- **What you should do**: Can you print the data exactly and leave out each image?

______________________________

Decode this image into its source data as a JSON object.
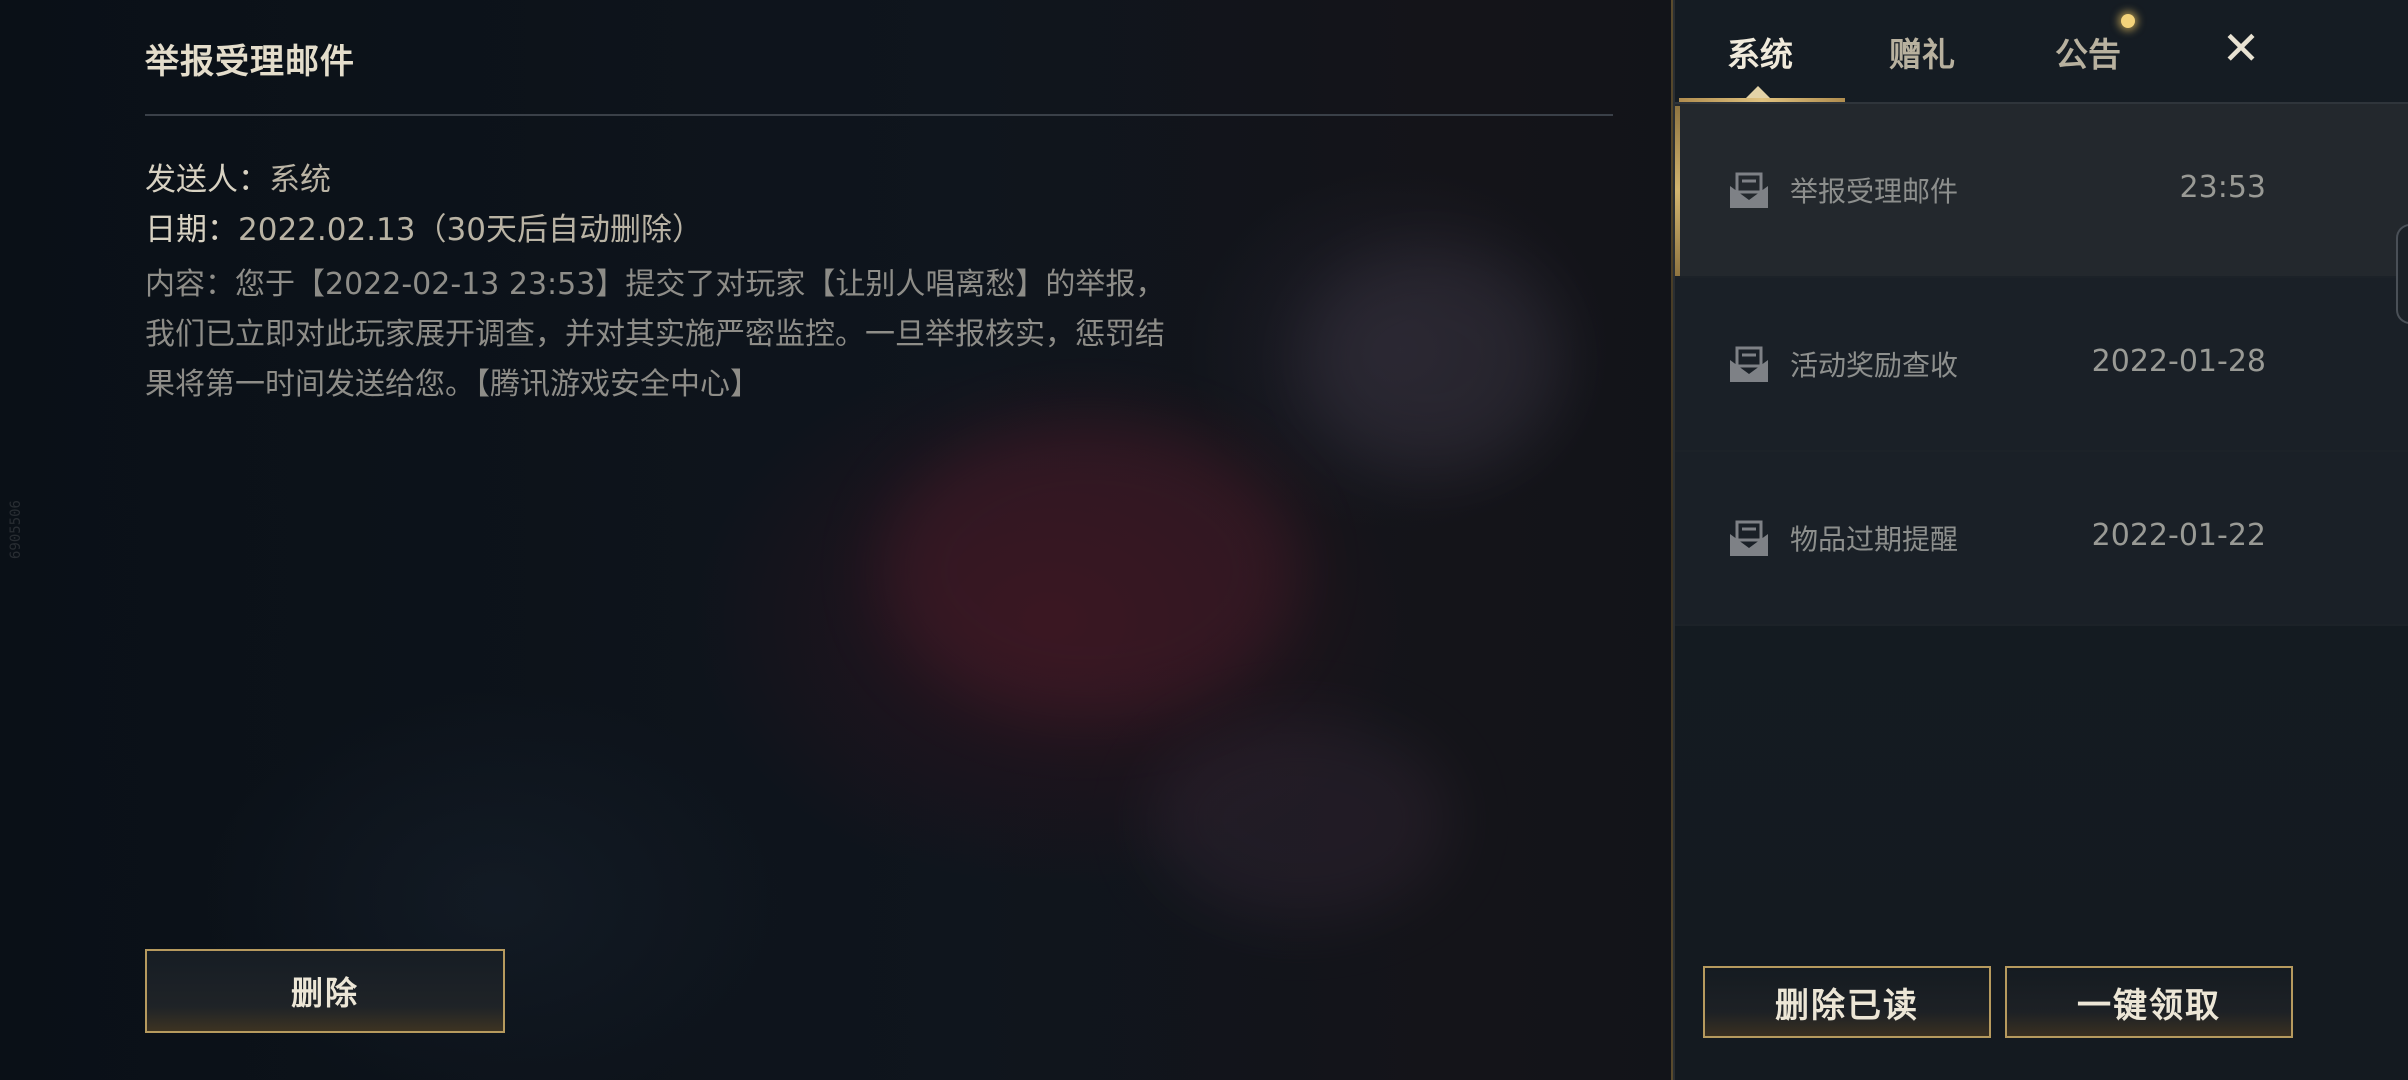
{
  "watermark": "6905506",
  "detail": {
    "title": "举报受理邮件",
    "sender_label": "发送人：",
    "sender_value": "系统",
    "date_label": "日期：",
    "date_value": "2022.02.13（30天后自动删除）",
    "content_lines": [
      "内容：您于【2022-02-13 23:53】提交了对玩家【让别人唱离愁】的举报，",
      "我们已立即对此玩家展开调查，并对其实施严密监控。一旦举报核实，惩罚结",
      "果将第一时间发送给您。【腾讯游戏安全中心】"
    ],
    "delete_label": "删除"
  },
  "tabs": [
    {
      "label": "系统",
      "active": true
    },
    {
      "label": "赠礼",
      "active": false
    },
    {
      "label": "公告",
      "active": false,
      "has_notice_dot": true
    }
  ],
  "close_label": "✕",
  "mails": [
    {
      "subject": "举报受理邮件",
      "date": "23:53",
      "icon": "envelope-icon",
      "selected": true
    },
    {
      "subject": "活动奖励查收",
      "date": "2022-01-28",
      "icon": "envelope-icon",
      "selected": false
    },
    {
      "subject": "物品过期提醒",
      "date": "2022-01-22",
      "icon": "envelope-icon",
      "selected": false
    }
  ],
  "buttons": {
    "delete_read": "删除已读",
    "claim_all": "一键领取"
  },
  "colors": {
    "accent_gold": "#b69a5e",
    "panel_bg": "#151c23",
    "notice_dot": "#f4d37a"
  }
}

______________________________

- **Result**:
Decode this image into its source data as a JSON object.
{
  "watermark": "6905506",
  "detail": {
    "title": "举报受理邮件",
    "sender_label": "发送人：",
    "sender_value": "系统",
    "date_label": "日期：",
    "date_value": "2022.02.13（30天后自动删除）",
    "content_lines": [
      "内容：您于【2022-02-13 23:53】提交了对玩家【让别人唱离愁】的举报，",
      "我们已立即对此玩家展开调查，并对其实施严密监控。一旦举报核实，惩罚结",
      "果将第一时间发送给您。【腾讯游戏安全中心】"
    ],
    "delete_label": "删除"
  },
  "tabs": [
    {
      "label": "系统",
      "active": true
    },
    {
      "label": "赠礼",
      "active": false
    },
    {
      "label": "公告",
      "active": false,
      "has_notice_dot": true
    }
  ],
  "close_label": "✕",
  "mails": [
    {
      "subject": "举报受理邮件",
      "date": "23:53",
      "icon": "envelope-icon",
      "selected": true
    },
    {
      "subject": "活动奖励查收",
      "date": "2022-01-28",
      "icon": "envelope-icon",
      "selected": false
    },
    {
      "subject": "物品过期提醒",
      "date": "2022-01-22",
      "icon": "envelope-icon",
      "selected": false
    }
  ],
  "buttons": {
    "delete_read": "删除已读",
    "claim_all": "一键领取"
  },
  "colors": {
    "accent_gold": "#b69a5e",
    "panel_bg": "#151c23",
    "notice_dot": "#f4d37a"
  }
}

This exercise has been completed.